EXTRACTED RECORDS —
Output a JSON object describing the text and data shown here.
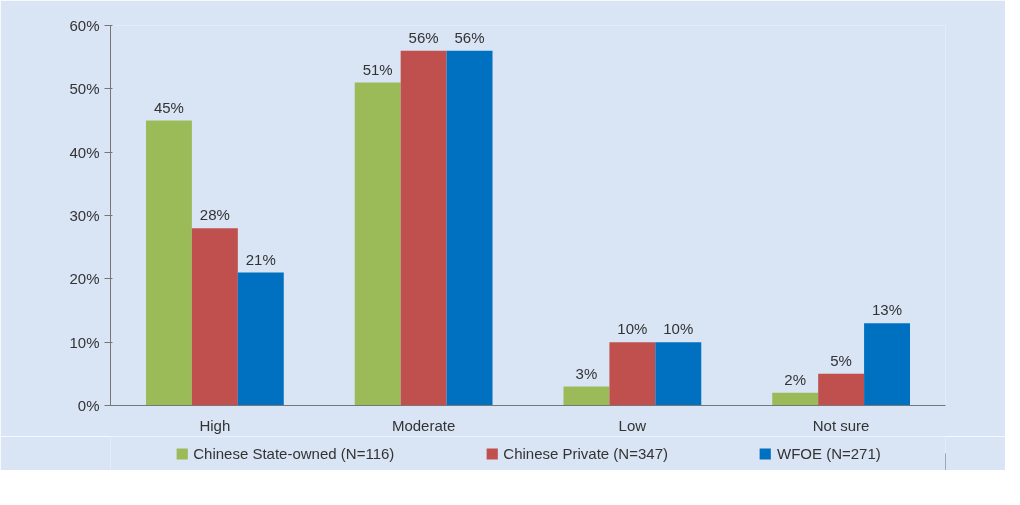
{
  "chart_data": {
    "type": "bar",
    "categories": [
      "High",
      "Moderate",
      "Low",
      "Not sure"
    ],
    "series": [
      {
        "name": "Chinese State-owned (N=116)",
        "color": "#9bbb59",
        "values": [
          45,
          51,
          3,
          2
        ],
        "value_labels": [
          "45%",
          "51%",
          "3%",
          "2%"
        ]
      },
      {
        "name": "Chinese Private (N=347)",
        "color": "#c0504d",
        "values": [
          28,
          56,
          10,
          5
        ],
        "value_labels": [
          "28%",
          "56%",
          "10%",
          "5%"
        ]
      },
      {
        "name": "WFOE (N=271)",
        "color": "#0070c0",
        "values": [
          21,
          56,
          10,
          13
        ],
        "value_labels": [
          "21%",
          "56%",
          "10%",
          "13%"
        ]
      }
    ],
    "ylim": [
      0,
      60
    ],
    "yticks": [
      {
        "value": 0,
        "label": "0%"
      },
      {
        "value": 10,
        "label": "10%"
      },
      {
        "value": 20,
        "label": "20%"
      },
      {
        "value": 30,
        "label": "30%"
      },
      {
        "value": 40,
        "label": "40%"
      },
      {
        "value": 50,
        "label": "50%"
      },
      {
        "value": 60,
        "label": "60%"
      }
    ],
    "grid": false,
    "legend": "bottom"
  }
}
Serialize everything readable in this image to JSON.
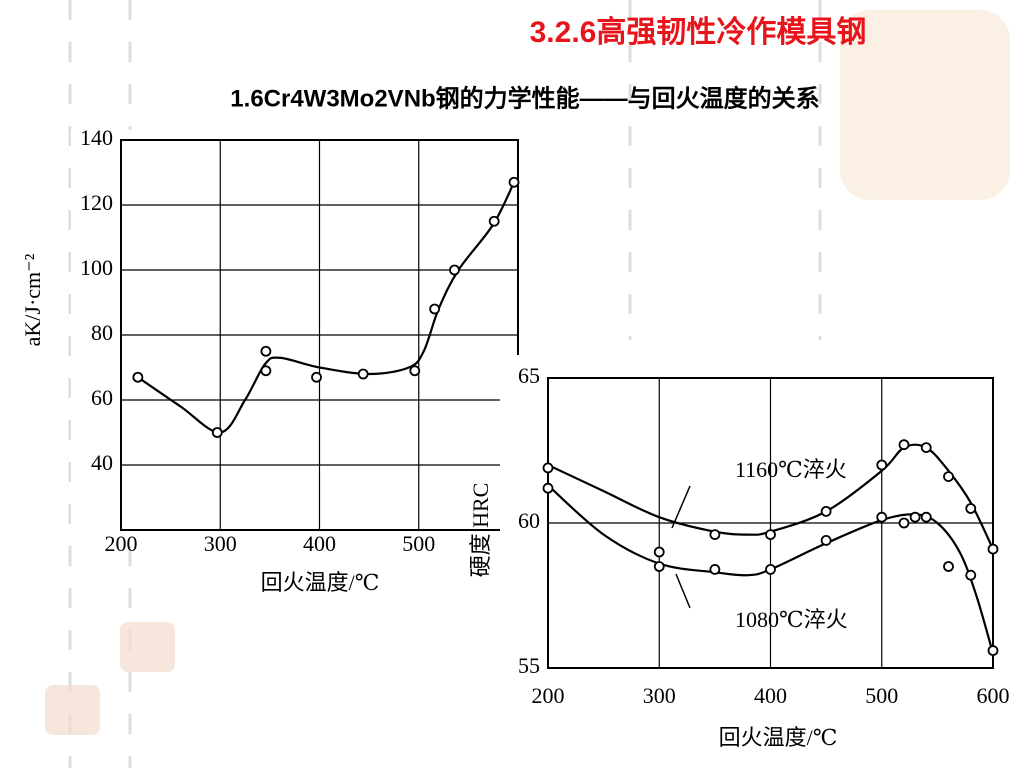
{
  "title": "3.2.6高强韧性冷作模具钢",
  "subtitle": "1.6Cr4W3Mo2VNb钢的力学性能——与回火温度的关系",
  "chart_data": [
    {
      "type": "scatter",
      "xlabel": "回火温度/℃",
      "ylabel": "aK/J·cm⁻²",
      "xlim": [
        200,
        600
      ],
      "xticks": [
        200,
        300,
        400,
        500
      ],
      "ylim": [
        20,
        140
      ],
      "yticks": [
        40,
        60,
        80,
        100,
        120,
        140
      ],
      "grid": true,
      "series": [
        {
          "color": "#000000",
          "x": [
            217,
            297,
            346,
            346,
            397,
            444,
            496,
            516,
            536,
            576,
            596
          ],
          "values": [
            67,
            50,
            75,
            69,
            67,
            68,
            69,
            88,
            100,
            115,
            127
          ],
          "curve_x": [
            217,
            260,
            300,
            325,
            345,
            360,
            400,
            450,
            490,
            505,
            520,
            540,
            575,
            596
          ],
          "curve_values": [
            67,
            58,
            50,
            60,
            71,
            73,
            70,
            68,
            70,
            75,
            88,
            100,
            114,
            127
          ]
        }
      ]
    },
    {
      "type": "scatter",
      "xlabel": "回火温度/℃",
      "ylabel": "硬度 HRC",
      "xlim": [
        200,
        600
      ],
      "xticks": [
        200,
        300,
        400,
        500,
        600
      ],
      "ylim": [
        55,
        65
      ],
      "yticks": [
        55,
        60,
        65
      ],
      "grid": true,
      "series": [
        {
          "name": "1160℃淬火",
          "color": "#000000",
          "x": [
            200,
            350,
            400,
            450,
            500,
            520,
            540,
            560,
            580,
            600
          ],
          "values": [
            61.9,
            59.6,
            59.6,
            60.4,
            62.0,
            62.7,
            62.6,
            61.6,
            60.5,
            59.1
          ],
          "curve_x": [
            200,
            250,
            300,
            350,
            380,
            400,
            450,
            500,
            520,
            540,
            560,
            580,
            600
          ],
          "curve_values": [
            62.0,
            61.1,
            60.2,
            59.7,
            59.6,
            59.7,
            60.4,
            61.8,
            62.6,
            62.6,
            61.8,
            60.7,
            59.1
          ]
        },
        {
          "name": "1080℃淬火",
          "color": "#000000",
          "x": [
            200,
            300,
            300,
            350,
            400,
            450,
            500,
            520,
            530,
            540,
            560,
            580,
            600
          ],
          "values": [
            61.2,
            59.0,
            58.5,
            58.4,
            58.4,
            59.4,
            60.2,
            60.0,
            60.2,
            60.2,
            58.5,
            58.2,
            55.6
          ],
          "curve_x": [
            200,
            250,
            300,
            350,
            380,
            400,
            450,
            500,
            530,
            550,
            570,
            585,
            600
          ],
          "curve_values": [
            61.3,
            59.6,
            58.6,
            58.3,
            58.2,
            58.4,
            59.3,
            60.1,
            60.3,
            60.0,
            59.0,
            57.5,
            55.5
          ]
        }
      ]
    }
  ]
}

---

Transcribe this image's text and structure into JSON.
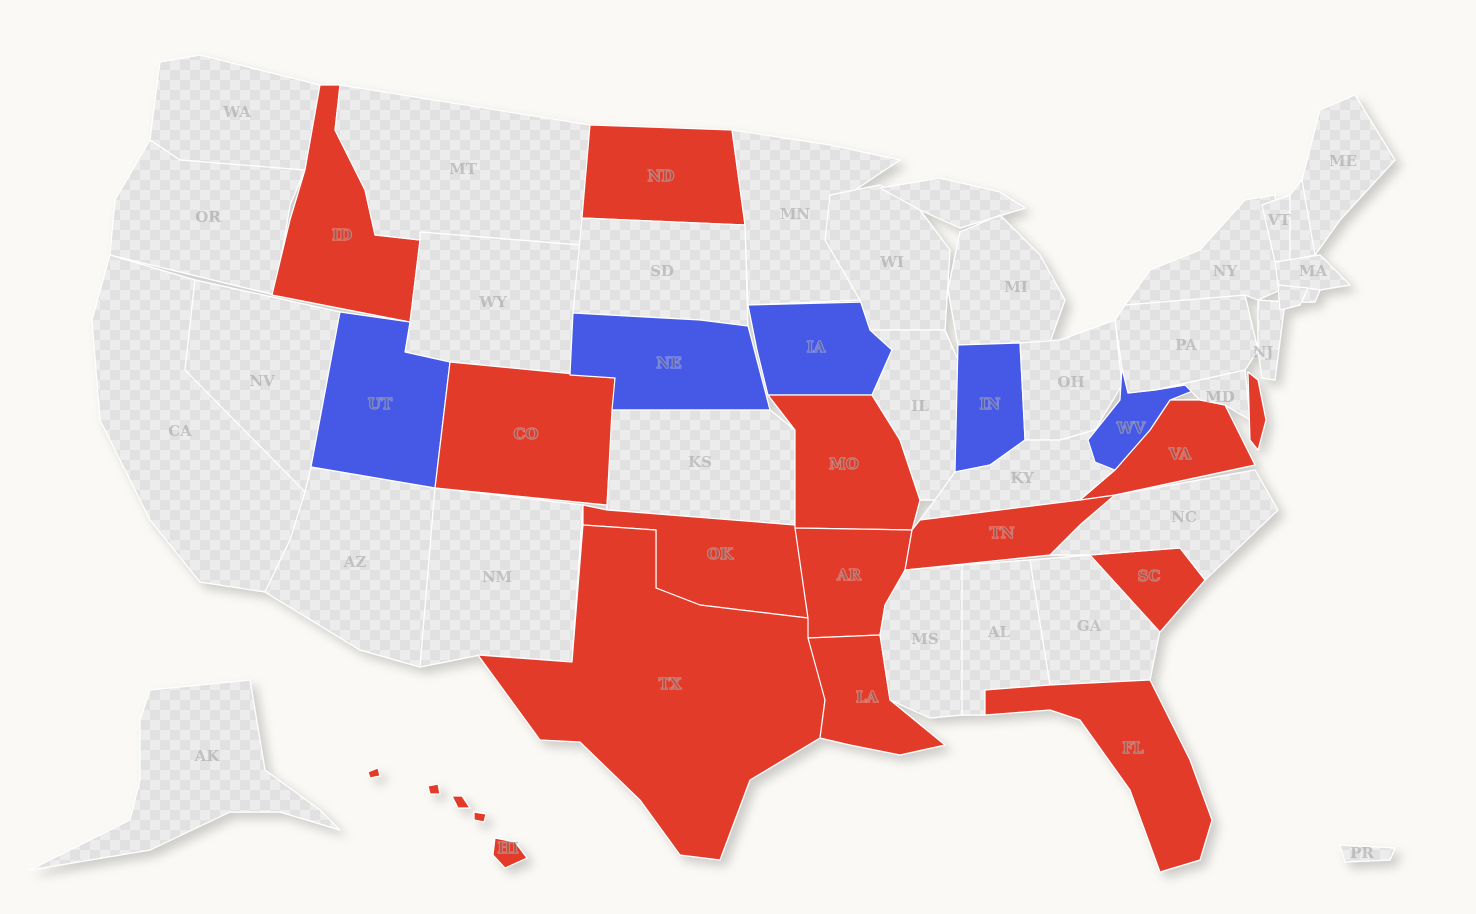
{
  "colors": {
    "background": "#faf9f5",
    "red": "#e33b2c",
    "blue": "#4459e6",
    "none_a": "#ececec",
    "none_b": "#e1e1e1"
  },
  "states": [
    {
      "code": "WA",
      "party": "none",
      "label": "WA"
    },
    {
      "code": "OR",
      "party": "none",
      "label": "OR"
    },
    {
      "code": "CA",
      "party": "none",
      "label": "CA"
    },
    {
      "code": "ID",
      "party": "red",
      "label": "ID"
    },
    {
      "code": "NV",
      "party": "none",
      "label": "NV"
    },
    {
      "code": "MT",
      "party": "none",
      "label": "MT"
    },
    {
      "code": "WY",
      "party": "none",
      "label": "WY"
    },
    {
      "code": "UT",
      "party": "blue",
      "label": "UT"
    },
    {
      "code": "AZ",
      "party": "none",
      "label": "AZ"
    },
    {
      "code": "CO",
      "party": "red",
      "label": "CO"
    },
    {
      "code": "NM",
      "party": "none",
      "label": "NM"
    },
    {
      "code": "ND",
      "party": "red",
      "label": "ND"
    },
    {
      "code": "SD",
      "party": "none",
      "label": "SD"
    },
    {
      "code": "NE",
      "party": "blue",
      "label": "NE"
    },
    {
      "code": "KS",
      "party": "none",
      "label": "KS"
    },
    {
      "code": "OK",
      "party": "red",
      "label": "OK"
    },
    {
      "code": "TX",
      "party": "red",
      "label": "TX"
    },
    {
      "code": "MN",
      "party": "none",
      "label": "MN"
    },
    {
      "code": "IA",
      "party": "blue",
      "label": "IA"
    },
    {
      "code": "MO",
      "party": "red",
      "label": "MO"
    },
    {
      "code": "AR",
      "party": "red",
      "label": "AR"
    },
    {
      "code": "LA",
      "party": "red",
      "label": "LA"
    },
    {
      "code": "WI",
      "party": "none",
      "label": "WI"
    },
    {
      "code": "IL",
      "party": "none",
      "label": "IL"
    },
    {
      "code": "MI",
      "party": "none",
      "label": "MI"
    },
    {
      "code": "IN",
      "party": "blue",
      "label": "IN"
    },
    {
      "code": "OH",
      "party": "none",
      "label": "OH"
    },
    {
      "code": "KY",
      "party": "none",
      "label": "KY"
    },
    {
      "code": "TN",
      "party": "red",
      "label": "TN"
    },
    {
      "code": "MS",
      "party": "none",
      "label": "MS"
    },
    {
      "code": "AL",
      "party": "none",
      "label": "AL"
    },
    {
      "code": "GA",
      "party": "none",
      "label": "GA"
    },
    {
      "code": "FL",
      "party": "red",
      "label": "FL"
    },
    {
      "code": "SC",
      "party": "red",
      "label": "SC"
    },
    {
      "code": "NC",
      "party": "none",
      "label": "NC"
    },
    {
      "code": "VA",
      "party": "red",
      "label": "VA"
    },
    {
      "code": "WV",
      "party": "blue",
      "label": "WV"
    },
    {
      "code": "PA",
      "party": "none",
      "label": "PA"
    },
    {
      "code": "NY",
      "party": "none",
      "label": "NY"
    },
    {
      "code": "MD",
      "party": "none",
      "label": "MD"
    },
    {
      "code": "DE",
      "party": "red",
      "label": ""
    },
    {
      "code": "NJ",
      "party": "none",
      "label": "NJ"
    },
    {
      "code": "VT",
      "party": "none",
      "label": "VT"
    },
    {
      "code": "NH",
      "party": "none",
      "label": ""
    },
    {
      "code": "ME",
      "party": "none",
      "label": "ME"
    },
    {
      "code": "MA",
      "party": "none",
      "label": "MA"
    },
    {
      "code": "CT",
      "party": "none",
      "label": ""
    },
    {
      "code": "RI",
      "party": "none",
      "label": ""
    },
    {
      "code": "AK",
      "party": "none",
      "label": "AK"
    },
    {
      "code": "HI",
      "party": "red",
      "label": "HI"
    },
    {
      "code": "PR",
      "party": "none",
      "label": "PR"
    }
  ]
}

OBJECTIVE — Say how many lines of the data include the word "name". Nothing other than the number should be given.

TASK RESULT — 5